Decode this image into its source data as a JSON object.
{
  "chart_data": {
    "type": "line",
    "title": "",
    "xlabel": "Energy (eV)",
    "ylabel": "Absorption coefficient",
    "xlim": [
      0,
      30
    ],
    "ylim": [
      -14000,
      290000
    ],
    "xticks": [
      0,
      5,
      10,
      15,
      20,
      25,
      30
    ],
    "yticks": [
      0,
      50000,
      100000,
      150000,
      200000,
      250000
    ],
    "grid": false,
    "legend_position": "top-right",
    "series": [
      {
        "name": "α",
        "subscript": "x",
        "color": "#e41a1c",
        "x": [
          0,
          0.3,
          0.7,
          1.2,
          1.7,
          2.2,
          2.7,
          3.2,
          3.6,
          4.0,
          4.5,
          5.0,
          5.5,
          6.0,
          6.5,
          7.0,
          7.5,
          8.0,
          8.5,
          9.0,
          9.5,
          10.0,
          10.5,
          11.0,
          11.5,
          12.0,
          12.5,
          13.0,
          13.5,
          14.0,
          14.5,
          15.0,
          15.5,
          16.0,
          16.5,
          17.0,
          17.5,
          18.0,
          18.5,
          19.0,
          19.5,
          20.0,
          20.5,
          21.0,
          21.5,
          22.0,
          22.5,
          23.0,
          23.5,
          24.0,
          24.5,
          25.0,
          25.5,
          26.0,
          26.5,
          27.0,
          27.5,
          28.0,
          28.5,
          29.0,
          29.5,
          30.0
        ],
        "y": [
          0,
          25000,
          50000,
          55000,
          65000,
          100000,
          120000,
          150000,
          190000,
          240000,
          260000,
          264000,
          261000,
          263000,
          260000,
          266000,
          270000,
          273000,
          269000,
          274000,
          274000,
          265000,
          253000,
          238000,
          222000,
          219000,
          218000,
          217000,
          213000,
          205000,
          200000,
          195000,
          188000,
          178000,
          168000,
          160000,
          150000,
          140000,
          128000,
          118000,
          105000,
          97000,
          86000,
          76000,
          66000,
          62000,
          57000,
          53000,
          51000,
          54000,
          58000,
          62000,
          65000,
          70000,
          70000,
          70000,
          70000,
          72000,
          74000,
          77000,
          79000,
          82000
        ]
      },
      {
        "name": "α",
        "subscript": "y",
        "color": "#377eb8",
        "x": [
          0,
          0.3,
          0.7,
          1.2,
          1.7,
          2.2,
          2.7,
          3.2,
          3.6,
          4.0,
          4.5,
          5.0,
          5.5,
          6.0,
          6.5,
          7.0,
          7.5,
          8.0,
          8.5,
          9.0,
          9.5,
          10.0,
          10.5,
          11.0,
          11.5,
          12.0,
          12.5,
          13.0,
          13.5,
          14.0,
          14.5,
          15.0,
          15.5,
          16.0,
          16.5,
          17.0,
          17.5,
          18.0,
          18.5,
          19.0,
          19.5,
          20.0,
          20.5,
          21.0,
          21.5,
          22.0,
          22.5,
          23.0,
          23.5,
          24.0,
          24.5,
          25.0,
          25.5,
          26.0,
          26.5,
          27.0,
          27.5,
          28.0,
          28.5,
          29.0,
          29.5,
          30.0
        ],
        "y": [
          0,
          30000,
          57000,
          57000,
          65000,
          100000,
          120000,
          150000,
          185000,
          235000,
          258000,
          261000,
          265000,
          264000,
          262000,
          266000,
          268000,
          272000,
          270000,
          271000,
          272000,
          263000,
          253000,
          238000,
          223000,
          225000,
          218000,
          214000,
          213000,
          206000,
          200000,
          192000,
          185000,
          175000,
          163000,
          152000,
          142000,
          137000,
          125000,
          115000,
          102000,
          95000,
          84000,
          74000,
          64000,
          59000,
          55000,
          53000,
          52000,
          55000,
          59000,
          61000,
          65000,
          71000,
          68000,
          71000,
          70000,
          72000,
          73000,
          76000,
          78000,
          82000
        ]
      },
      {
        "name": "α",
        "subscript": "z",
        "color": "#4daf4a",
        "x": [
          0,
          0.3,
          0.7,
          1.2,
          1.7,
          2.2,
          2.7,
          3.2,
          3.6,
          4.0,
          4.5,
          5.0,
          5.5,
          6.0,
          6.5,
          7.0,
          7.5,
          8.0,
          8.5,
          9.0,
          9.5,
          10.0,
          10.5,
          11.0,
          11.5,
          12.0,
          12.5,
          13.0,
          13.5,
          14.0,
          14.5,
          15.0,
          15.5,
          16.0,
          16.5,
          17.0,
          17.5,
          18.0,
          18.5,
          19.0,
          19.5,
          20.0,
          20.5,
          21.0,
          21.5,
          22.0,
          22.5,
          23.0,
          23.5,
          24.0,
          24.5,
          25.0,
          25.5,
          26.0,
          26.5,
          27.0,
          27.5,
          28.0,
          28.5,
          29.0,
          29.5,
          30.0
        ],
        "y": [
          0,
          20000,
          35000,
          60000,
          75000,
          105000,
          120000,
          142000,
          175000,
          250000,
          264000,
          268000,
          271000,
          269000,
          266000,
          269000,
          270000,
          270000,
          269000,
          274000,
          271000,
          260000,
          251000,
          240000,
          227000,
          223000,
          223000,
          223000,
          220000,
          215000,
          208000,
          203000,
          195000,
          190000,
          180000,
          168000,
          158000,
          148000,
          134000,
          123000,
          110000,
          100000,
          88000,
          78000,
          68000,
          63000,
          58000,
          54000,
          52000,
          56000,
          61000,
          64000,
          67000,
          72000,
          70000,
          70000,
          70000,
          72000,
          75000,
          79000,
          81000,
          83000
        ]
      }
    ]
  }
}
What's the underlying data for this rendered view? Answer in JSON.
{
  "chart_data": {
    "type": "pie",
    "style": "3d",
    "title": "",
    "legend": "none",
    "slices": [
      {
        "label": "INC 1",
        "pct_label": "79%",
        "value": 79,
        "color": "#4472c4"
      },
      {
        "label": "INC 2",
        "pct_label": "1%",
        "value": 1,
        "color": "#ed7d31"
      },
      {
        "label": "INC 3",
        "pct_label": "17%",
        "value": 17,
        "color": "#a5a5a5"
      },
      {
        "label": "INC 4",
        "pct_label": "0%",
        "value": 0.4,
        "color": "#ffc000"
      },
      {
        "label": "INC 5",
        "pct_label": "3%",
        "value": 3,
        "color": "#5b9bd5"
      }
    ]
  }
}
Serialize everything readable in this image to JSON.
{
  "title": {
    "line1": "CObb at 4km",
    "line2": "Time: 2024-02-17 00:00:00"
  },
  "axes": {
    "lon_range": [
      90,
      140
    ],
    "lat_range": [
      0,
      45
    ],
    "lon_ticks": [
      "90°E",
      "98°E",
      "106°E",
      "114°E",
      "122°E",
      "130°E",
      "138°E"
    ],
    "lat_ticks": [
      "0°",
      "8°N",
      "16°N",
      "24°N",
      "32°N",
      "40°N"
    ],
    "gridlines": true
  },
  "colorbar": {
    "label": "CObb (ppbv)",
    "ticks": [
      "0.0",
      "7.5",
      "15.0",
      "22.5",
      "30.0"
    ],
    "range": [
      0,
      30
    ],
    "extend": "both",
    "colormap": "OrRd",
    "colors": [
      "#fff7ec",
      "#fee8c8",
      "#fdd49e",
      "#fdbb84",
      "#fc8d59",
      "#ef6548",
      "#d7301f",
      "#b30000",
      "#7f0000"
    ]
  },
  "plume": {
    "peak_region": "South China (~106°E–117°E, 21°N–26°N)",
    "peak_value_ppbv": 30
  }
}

WHAT IS ASKED: Retype the entries exactly, including every line.

FINAL RESULT:
Decode this image into its source data as a JSON object.
{
  "chart_data": {
    "type": "line",
    "title": "",
    "xlabel": "Energy (eV)",
    "ylabel": "Absorption coefficient",
    "xlim": [
      0,
      30
    ],
    "ylim": [
      -14000,
      290000
    ],
    "xticks": [
      0,
      5,
      10,
      15,
      20,
      25,
      30
    ],
    "yticks": [
      0,
      50000,
      100000,
      150000,
      200000,
      250000
    ],
    "grid": false,
    "legend_position": "top-right",
    "series": [
      {
        "name": "α",
        "subscript": "x",
        "color": "#e41a1c",
        "x": [
          0,
          0.3,
          0.7,
          1.2,
          1.7,
          2.2,
          2.7,
          3.2,
          3.6,
          4.0,
          4.5,
          5.0,
          5.5,
          6.0,
          6.5,
          7.0,
          7.5,
          8.0,
          8.5,
          9.0,
          9.5,
          10.0,
          10.5,
          11.0,
          11.5,
          12.0,
          12.5,
          13.0,
          13.5,
          14.0,
          14.5,
          15.0,
          15.5,
          16.0,
          16.5,
          17.0,
          17.5,
          18.0,
          18.5,
          19.0,
          19.5,
          20.0,
          20.5,
          21.0,
          21.5,
          22.0,
          22.5,
          23.0,
          23.5,
          24.0,
          24.5,
          25.0,
          25.5,
          26.0,
          26.5,
          27.0,
          27.5,
          28.0,
          28.5,
          29.0,
          29.5,
          30.0
        ],
        "y": [
          0,
          25000,
          50000,
          55000,
          65000,
          100000,
          120000,
          150000,
          190000,
          240000,
          260000,
          264000,
          261000,
          263000,
          260000,
          266000,
          270000,
          273000,
          269000,
          274000,
          274000,
          265000,
          253000,
          238000,
          222000,
          219000,
          218000,
          217000,
          213000,
          205000,
          200000,
          195000,
          188000,
          178000,
          168000,
          160000,
          150000,
          140000,
          128000,
          118000,
          105000,
          97000,
          86000,
          76000,
          66000,
          62000,
          57000,
          53000,
          51000,
          54000,
          58000,
          62000,
          65000,
          70000,
          70000,
          70000,
          70000,
          72000,
          74000,
          77000,
          79000,
          82000
        ]
      },
      {
        "name": "α",
        "subscript": "y",
        "color": "#377eb8",
        "x": [
          0,
          0.3,
          0.7,
          1.2,
          1.7,
          2.2,
          2.7,
          3.2,
          3.6,
          4.0,
          4.5,
          5.0,
          5.5,
          6.0,
          6.5,
          7.0,
          7.5,
          8.0,
          8.5,
          9.0,
          9.5,
          10.0,
          10.5,
          11.0,
          11.5,
          12.0,
          12.5,
          13.0,
          13.5,
          14.0,
          14.5,
          15.0,
          15.5,
          16.0,
          16.5,
          17.0,
          17.5,
          18.0,
          18.5,
          19.0,
          19.5,
          20.0,
          20.5,
          21.0,
          21.5,
          22.0,
          22.5,
          23.0,
          23.5,
          24.0,
          24.5,
          25.0,
          25.5,
          26.0,
          26.5,
          27.0,
          27.5,
          28.0,
          28.5,
          29.0,
          29.5,
          30.0
        ],
        "y": [
          0,
          30000,
          57000,
          57000,
          65000,
          100000,
          120000,
          150000,
          185000,
          235000,
          258000,
          261000,
          265000,
          264000,
          262000,
          266000,
          268000,
          272000,
          270000,
          271000,
          272000,
          263000,
          253000,
          238000,
          223000,
          225000,
          218000,
          214000,
          213000,
          206000,
          200000,
          192000,
          185000,
          175000,
          163000,
          152000,
          142000,
          137000,
          125000,
          115000,
          102000,
          95000,
          84000,
          74000,
          64000,
          59000,
          55000,
          53000,
          52000,
          55000,
          59000,
          61000,
          65000,
          71000,
          68000,
          71000,
          70000,
          72000,
          73000,
          76000,
          78000,
          82000
        ]
      },
      {
        "name": "α",
        "subscript": "z",
        "color": "#4daf4a",
        "x": [
          0,
          0.3,
          0.7,
          1.2,
          1.7,
          2.2,
          2.7,
          3.2,
          3.6,
          4.0,
          4.5,
          5.0,
          5.5,
          6.0,
          6.5,
          7.0,
          7.5,
          8.0,
          8.5,
          9.0,
          9.5,
          10.0,
          10.5,
          11.0,
          11.5,
          12.0,
          12.5,
          13.0,
          13.5,
          14.0,
          14.5,
          15.0,
          15.5,
          16.0,
          16.5,
          17.0,
          17.5,
          18.0,
          18.5,
          19.0,
          19.5,
          20.0,
          20.5,
          21.0,
          21.5,
          22.0,
          22.5,
          23.0,
          23.5,
          24.0,
          24.5,
          25.0,
          25.5,
          26.0,
          26.5,
          27.0,
          27.5,
          28.0,
          28.5,
          29.0,
          29.5,
          30.0
        ],
        "y": [
          0,
          20000,
          35000,
          60000,
          75000,
          105000,
          120000,
          142000,
          175000,
          250000,
          264000,
          268000,
          271000,
          269000,
          266000,
          269000,
          270000,
          270000,
          269000,
          274000,
          271000,
          260000,
          251000,
          240000,
          227000,
          223000,
          223000,
          223000,
          220000,
          215000,
          208000,
          203000,
          195000,
          190000,
          180000,
          168000,
          158000,
          148000,
          134000,
          123000,
          110000,
          100000,
          88000,
          78000,
          68000,
          63000,
          58000,
          54000,
          52000,
          56000,
          61000,
          64000,
          67000,
          72000,
          70000,
          70000,
          70000,
          72000,
          75000,
          79000,
          81000,
          83000
        ]
      }
    ]
  }
}
What's the underlying data for this rendered view? Answer in JSON.
{
  "chart_data": {
    "type": "pie",
    "style": "3d",
    "title": "",
    "legend": "none",
    "slices": [
      {
        "label": "INC 1",
        "pct_label": "79%",
        "value": 79,
        "color": "#4472c4"
      },
      {
        "label": "INC 2",
        "pct_label": "1%",
        "value": 1,
        "color": "#ed7d31"
      },
      {
        "label": "INC 3",
        "pct_label": "17%",
        "value": 17,
        "color": "#a5a5a5"
      },
      {
        "label": "INC 4",
        "pct_label": "0%",
        "value": 0.4,
        "color": "#ffc000"
      },
      {
        "label": "INC 5",
        "pct_label": "3%",
        "value": 3,
        "color": "#5b9bd5"
      }
    ]
  }
}
Serialize everything readable in this image to JSON.
{
  "title": {
    "line1": "CObb at 4km",
    "line2": "Time: 2024-02-17 00:00:00"
  },
  "axes": {
    "lon_range": [
      90,
      140
    ],
    "lat_range": [
      0,
      45
    ],
    "lon_ticks": [
      "90°E",
      "98°E",
      "106°E",
      "114°E",
      "122°E",
      "130°E",
      "138°E"
    ],
    "lat_ticks": [
      "0°",
      "8°N",
      "16°N",
      "24°N",
      "32°N",
      "40°N"
    ],
    "gridlines": true
  },
  "colorbar": {
    "label": "CObb (ppbv)",
    "ticks": [
      "0.0",
      "7.5",
      "15.0",
      "22.5",
      "30.0"
    ],
    "range": [
      0,
      30
    ],
    "extend": "both",
    "colormap": "OrRd",
    "colors": [
      "#fff7ec",
      "#fee8c8",
      "#fdd49e",
      "#fdbb84",
      "#fc8d59",
      "#ef6548",
      "#d7301f",
      "#b30000",
      "#7f0000"
    ]
  },
  "plume": {
    "peak_region": "South China (~106°E–117°E, 21°N–26°N)",
    "peak_value_ppbv": 30
  }
}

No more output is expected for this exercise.